__What the task requires__
Reproduce the records that follow in full, excluding any picture they contain.

__Stored records__
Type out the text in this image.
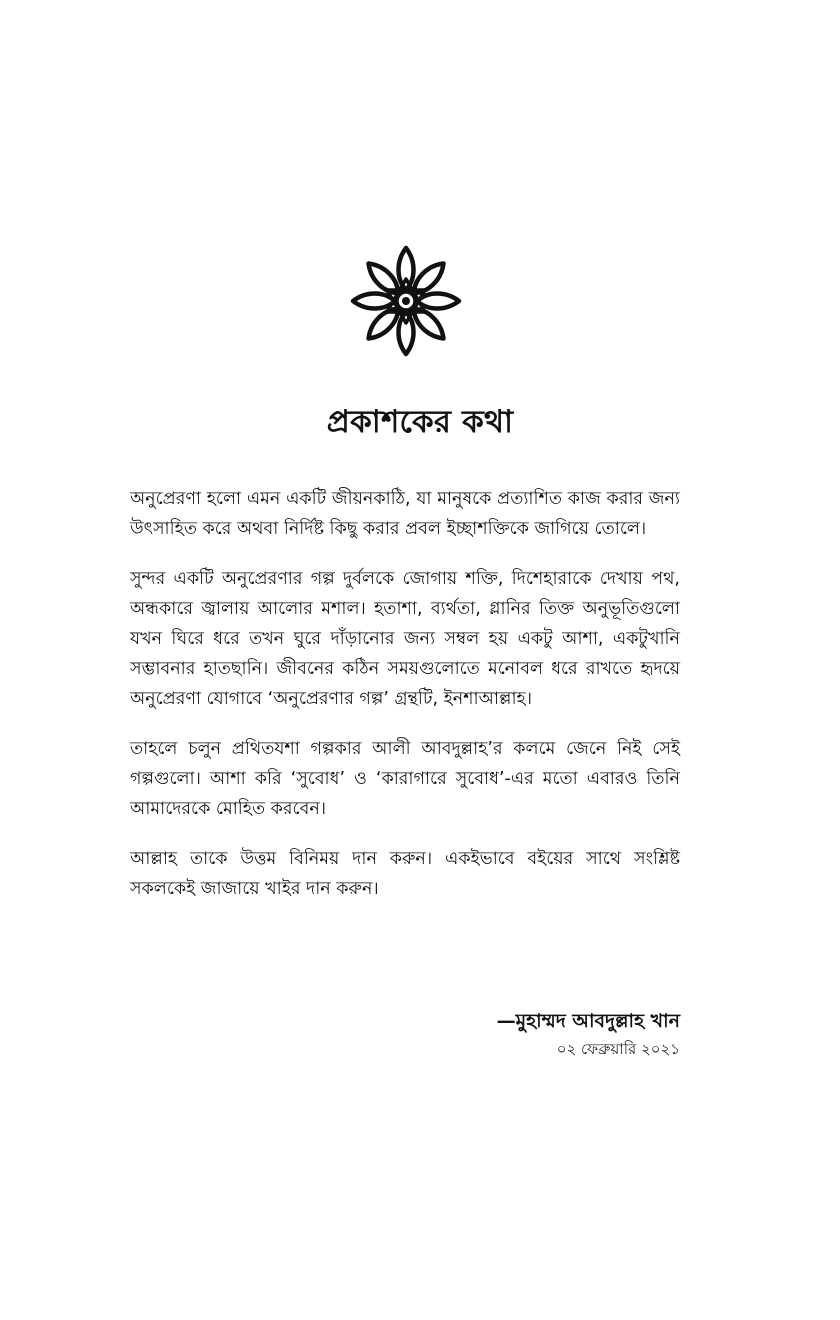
প্রকাশকের কথা

অনুপ্রেরণা হলো এমন একটি জীয়নকাঠি, যা মানুষকে প্রত্যাশিত কাজ করার জন্য উৎসাহিত করে অথবা নির্দিষ্ট কিছু করার প্রবল ইচ্ছাশক্তিকে জাগিয়ে তোলে।

সুন্দর একটি অনুপ্রেরণার গল্প দুর্বলকে জোগায় শক্তি, দিশেহারাকে দেখায় পথ, অন্ধকারে জ্বালায় আলোর মশাল। হতাশা, ব্যর্থতা, গ্লানির তিক্ত অনুভূতিগুলো যখন ঘিরে ধরে তখন ঘুরে দাঁড়ানোর জন্য সম্বল হয় একটু আশা, একটুখানি সম্ভাবনার হাতছানি। জীবনের কঠিন সময়গুলোতে মনোবল ধরে রাখতে হৃদয়ে অনুপ্রেরণা যোগাবে ‘অনুপ্রেরণার গল্প’ গ্রন্থটি, ইনশাআল্লাহ।

তাহলে চলুন প্রথিতযশা গল্পকার আলী আবদুল্লাহ’র কলমে জেনে নিই সেই গল্পগুলো। আশা করি ‘সুবোধ’ ও ‘কারাগারে সুবোধ’-এর মতো এবারও তিনি আমাদেরকে মোহিত করবেন।

আল্লাহ তাকে উত্তম বিনিময় দান করুন। একইভাবে বইয়ের সাথে সংশ্লিষ্ট সকলকেই জাজায়ে খাইর দান করুন।

—মুহাম্মদ আবদুল্লাহ খান
০২ ফেব্রুয়ারি ২০২১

__Worked answer__
Type out the text in this image.
প্রকাশকের কথা

অনুপ্রেরণা হলো এমন একটি জীয়নকাঠি, যা মানুষকে প্রত্যাশিত কাজ করার জন্য উৎসাহিত করে অথবা নির্দিষ্ট কিছু করার প্রবল ইচ্ছাশক্তিকে জাগিয়ে তোলে।

সুন্দর একটি অনুপ্রেরণার গল্প দুর্বলকে জোগায় শক্তি, দিশেহারাকে দেখায় পথ, অন্ধকারে জ্বালায় আলোর মশাল। হতাশা, ব্যর্থতা, গ্লানির তিক্ত অনুভূতিগুলো যখন ঘিরে ধরে তখন ঘুরে দাঁড়ানোর জন্য সম্বল হয় একটু আশা, একটুখানি সম্ভাবনার হাতছানি। জীবনের কঠিন সময়গুলোতে মনোবল ধরে রাখতে হৃদয়ে অনুপ্রেরণা যোগাবে ‘অনুপ্রেরণার গল্প’ গ্রন্থটি, ইনশাআল্লাহ।

তাহলে চলুন প্রথিতযশা গল্পকার আলী আবদুল্লাহ’র কলমে জেনে নিই সেই গল্পগুলো। আশা করি ‘সুবোধ’ ও ‘কারাগারে সুবোধ’-এর মতো এবারও তিনি আমাদেরকে মোহিত করবেন।

আল্লাহ তাকে উত্তম বিনিময় দান করুন। একইভাবে বইয়ের সাথে সংশ্লিষ্ট সকলকেই জাজায়ে খাইর দান করুন।

—মুহাম্মদ আবদুল্লাহ খান
০২ ফেব্রুয়ারি ২০২১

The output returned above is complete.